Copy all lines in which the word "right" can be found.

● **Records about charts and figures**
· · · · · · ·

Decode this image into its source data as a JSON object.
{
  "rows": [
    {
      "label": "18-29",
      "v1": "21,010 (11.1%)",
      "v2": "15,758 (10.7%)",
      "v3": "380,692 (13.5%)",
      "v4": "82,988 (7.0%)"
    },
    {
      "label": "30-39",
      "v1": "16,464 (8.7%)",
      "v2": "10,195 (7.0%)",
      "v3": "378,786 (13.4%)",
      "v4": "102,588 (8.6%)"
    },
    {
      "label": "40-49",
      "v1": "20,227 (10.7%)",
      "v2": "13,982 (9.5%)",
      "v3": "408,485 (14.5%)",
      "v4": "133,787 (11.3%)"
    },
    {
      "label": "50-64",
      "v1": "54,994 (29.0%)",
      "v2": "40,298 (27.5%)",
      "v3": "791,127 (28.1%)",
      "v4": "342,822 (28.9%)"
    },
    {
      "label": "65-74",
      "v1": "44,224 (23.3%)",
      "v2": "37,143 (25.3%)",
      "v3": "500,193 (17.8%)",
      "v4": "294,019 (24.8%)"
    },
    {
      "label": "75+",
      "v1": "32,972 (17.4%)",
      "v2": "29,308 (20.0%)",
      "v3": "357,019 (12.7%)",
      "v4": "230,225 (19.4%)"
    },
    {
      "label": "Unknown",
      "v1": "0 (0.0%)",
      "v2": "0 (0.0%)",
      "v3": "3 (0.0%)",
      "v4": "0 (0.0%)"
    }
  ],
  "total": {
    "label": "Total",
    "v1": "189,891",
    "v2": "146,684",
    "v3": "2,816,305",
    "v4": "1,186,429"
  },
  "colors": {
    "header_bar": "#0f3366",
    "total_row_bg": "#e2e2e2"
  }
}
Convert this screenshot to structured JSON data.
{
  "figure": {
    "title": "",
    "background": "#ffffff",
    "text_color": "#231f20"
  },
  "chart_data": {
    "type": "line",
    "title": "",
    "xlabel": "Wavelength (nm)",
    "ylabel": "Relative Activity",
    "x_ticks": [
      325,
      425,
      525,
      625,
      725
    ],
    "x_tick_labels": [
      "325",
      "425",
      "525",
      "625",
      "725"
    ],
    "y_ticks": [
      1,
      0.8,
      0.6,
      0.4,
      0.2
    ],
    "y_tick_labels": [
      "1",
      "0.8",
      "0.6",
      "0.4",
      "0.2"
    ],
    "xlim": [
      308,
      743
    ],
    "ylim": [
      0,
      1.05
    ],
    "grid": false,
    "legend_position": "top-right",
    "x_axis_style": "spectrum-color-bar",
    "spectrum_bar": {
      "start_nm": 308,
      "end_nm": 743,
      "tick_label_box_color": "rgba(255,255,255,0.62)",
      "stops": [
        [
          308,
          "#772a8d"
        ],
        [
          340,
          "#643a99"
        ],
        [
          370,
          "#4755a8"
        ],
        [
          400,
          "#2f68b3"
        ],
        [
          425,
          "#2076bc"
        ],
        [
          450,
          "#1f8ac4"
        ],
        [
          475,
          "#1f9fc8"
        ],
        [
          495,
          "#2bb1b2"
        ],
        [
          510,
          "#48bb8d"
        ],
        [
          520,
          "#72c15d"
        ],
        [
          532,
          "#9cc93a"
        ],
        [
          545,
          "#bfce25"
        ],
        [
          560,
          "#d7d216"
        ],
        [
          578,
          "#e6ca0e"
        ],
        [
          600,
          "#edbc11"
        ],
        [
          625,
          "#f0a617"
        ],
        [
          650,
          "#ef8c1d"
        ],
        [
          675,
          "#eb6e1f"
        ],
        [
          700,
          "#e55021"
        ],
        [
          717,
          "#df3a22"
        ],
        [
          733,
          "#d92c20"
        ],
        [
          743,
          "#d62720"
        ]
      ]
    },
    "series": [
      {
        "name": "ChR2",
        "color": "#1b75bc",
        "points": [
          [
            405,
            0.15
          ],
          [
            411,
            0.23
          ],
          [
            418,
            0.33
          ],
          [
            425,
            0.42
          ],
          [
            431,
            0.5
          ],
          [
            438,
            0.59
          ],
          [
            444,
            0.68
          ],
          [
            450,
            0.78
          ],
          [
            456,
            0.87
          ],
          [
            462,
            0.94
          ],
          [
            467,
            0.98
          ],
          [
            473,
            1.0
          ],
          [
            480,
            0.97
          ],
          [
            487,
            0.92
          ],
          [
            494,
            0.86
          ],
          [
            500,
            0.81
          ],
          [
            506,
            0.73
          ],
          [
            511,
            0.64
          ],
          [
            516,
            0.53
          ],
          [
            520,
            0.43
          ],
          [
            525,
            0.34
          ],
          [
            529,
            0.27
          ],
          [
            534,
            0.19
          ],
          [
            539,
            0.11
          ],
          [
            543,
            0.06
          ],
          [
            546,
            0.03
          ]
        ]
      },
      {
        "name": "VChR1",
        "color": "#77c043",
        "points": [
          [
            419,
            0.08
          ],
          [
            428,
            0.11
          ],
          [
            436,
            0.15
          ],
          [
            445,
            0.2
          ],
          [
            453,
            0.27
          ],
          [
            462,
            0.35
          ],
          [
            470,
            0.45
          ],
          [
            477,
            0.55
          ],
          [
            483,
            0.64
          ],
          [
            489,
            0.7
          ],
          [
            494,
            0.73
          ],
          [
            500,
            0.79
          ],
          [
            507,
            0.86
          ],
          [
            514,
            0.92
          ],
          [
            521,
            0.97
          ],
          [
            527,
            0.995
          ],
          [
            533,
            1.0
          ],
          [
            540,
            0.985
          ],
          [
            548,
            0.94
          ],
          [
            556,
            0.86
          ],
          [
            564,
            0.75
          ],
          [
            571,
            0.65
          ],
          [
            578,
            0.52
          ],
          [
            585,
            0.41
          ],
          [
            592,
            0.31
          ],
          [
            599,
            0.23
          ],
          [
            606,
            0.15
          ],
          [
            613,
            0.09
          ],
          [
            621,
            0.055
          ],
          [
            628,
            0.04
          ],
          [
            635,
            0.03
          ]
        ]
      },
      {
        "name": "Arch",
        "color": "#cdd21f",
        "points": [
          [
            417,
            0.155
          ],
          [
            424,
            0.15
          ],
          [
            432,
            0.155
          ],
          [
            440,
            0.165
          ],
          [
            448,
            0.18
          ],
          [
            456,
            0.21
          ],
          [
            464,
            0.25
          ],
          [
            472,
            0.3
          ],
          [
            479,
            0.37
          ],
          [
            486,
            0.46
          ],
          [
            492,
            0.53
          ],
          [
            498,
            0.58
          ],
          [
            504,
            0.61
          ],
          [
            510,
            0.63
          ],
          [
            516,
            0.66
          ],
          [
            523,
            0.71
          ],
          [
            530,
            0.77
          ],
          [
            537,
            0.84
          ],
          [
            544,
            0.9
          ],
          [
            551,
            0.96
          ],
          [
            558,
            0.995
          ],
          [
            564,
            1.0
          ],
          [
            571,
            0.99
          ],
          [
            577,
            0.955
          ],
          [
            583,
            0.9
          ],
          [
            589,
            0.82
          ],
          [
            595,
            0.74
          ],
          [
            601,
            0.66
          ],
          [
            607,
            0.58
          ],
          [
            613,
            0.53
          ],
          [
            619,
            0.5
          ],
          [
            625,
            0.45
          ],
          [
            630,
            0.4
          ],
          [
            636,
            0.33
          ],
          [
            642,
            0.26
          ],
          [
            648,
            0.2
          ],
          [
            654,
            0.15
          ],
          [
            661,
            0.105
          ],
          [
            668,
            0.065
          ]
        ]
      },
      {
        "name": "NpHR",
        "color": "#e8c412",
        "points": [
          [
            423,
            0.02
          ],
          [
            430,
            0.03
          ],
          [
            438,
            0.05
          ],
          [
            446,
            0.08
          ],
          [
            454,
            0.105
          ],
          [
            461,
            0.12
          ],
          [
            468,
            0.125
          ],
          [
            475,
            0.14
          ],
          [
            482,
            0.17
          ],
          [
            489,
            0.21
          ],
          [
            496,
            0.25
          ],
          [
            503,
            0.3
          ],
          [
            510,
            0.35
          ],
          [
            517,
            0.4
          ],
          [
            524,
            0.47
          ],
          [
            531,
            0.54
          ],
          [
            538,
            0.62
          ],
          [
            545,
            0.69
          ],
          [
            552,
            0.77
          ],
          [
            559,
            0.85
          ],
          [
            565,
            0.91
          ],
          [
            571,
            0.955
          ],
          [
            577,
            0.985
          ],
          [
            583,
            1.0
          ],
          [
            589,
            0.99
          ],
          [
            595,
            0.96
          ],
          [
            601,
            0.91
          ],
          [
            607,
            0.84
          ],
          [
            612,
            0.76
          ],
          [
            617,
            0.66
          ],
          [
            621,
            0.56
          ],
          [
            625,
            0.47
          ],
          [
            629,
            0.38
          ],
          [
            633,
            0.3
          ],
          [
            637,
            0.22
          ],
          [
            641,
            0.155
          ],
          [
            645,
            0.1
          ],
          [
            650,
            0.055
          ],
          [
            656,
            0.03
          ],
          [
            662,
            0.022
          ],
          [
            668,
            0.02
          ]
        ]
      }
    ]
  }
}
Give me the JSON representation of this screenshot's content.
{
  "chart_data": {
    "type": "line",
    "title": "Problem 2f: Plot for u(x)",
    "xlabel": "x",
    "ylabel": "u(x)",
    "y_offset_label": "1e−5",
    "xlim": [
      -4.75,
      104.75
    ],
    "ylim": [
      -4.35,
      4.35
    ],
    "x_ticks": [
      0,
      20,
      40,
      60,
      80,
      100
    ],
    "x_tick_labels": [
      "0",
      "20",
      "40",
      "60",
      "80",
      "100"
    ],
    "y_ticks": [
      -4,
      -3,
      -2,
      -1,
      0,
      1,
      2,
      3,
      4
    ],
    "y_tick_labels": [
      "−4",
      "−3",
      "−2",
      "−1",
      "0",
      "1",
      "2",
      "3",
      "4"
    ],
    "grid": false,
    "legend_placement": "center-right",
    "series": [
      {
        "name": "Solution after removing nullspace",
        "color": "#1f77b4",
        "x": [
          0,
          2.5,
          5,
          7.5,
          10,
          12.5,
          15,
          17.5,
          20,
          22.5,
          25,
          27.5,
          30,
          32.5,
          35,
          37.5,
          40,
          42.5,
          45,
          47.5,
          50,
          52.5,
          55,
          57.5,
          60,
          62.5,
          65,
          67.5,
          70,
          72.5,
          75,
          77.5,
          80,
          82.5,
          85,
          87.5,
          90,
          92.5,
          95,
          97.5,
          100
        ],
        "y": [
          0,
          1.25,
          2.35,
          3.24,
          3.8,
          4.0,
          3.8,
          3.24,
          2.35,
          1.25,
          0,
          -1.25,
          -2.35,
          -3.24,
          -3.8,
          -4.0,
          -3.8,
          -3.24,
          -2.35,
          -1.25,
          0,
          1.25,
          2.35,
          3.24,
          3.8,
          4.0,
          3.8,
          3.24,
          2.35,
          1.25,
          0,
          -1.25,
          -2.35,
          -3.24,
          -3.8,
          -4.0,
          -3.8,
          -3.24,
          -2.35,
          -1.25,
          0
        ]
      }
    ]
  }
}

· · · · · · ·

● **Worked answer**
    "legend_position": "top-right",
    "legend_placement": "center-right",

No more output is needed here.